• [OBJECTIVE]: Search the material for the string "bagian" and copy each line where it occurs.

• [Collection entries]:
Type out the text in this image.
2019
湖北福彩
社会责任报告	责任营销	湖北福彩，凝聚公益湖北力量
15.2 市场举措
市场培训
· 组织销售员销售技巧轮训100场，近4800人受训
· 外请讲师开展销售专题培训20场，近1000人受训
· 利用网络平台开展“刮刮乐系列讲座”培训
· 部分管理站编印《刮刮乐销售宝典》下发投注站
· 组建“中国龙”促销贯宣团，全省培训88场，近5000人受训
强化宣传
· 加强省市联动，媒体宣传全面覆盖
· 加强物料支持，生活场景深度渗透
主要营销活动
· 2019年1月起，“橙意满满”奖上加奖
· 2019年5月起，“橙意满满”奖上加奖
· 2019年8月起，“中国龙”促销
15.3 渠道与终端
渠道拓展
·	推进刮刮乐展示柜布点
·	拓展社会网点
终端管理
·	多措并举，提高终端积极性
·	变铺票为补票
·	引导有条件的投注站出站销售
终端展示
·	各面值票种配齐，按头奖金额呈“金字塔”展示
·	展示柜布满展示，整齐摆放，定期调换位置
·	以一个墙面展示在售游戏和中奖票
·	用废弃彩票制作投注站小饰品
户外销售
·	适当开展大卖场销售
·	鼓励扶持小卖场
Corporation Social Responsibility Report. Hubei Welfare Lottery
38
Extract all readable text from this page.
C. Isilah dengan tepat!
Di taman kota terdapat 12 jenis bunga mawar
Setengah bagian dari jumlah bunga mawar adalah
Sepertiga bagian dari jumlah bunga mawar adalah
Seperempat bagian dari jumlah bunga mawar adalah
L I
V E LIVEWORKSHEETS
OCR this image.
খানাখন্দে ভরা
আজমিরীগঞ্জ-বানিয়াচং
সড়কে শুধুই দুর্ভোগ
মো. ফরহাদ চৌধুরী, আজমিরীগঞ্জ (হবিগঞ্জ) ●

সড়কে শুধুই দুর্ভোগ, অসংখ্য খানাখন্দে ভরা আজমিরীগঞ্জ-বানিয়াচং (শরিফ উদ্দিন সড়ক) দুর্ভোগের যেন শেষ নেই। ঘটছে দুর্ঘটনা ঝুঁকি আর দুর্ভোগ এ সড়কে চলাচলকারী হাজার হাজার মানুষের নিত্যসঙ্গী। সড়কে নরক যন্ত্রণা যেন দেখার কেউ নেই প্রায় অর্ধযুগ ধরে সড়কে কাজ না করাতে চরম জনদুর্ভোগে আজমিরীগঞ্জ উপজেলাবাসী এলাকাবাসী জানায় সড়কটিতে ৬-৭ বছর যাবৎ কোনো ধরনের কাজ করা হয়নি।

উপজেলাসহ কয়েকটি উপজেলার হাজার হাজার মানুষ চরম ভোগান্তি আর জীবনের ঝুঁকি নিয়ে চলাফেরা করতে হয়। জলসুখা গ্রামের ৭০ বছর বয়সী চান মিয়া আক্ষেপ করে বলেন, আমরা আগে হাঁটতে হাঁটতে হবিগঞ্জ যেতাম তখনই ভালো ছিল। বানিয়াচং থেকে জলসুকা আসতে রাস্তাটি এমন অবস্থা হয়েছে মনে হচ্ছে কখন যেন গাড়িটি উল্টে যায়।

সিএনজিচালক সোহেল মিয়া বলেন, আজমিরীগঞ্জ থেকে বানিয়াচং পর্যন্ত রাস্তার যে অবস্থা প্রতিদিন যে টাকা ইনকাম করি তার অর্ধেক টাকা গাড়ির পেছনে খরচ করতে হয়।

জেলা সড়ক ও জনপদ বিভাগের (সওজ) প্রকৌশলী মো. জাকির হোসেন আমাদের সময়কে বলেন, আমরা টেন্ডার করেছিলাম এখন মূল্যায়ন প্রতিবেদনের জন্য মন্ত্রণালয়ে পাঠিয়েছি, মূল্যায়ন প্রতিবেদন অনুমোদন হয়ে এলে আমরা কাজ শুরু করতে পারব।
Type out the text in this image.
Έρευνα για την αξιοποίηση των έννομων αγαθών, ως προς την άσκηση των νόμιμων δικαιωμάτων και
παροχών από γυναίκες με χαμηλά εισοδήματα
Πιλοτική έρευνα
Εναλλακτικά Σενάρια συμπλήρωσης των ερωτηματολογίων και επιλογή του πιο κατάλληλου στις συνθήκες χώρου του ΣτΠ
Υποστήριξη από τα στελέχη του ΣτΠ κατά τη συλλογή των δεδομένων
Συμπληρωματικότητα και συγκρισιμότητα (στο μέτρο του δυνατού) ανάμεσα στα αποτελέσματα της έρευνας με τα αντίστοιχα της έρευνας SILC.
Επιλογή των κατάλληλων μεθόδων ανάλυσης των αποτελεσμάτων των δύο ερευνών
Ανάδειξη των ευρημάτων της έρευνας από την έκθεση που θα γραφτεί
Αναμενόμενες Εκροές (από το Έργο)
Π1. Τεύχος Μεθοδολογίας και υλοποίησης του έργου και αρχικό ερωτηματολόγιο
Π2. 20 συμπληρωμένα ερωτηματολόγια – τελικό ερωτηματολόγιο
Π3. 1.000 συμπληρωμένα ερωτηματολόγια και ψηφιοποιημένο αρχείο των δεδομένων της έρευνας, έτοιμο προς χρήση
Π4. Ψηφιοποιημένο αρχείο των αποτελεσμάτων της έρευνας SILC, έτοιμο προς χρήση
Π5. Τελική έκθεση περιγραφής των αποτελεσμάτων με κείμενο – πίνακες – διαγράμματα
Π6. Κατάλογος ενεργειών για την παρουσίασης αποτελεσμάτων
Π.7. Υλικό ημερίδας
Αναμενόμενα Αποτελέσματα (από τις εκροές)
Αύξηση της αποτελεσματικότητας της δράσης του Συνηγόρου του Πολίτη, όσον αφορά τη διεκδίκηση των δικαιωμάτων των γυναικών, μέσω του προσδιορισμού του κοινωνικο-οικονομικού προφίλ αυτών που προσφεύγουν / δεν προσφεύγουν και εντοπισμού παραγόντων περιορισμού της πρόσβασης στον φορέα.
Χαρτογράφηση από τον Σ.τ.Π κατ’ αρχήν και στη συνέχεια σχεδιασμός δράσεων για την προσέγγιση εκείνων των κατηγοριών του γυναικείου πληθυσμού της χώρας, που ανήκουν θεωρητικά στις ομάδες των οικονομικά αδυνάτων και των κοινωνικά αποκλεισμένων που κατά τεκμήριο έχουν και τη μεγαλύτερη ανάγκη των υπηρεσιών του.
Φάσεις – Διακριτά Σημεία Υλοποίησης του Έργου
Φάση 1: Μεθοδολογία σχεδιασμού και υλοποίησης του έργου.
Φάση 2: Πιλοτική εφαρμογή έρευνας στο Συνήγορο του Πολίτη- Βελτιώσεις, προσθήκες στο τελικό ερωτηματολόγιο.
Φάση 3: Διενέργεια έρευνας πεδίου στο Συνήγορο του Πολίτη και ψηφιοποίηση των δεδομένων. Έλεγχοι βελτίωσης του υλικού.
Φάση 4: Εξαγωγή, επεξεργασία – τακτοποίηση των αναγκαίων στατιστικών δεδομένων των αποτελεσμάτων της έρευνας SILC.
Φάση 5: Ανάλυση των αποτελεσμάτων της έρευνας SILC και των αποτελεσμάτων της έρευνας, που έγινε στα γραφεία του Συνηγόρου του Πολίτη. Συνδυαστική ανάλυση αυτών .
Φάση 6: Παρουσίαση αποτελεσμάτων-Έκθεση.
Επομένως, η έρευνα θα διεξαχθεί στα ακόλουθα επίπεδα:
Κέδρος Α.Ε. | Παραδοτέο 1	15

• [TASK RESPONSE]:
Setengah bagian dari jumlah bunga mawar adalah
Sepertiga bagian dari jumlah bunga mawar adalah
Seperempat bagian dari jumlah bunga mawar adalah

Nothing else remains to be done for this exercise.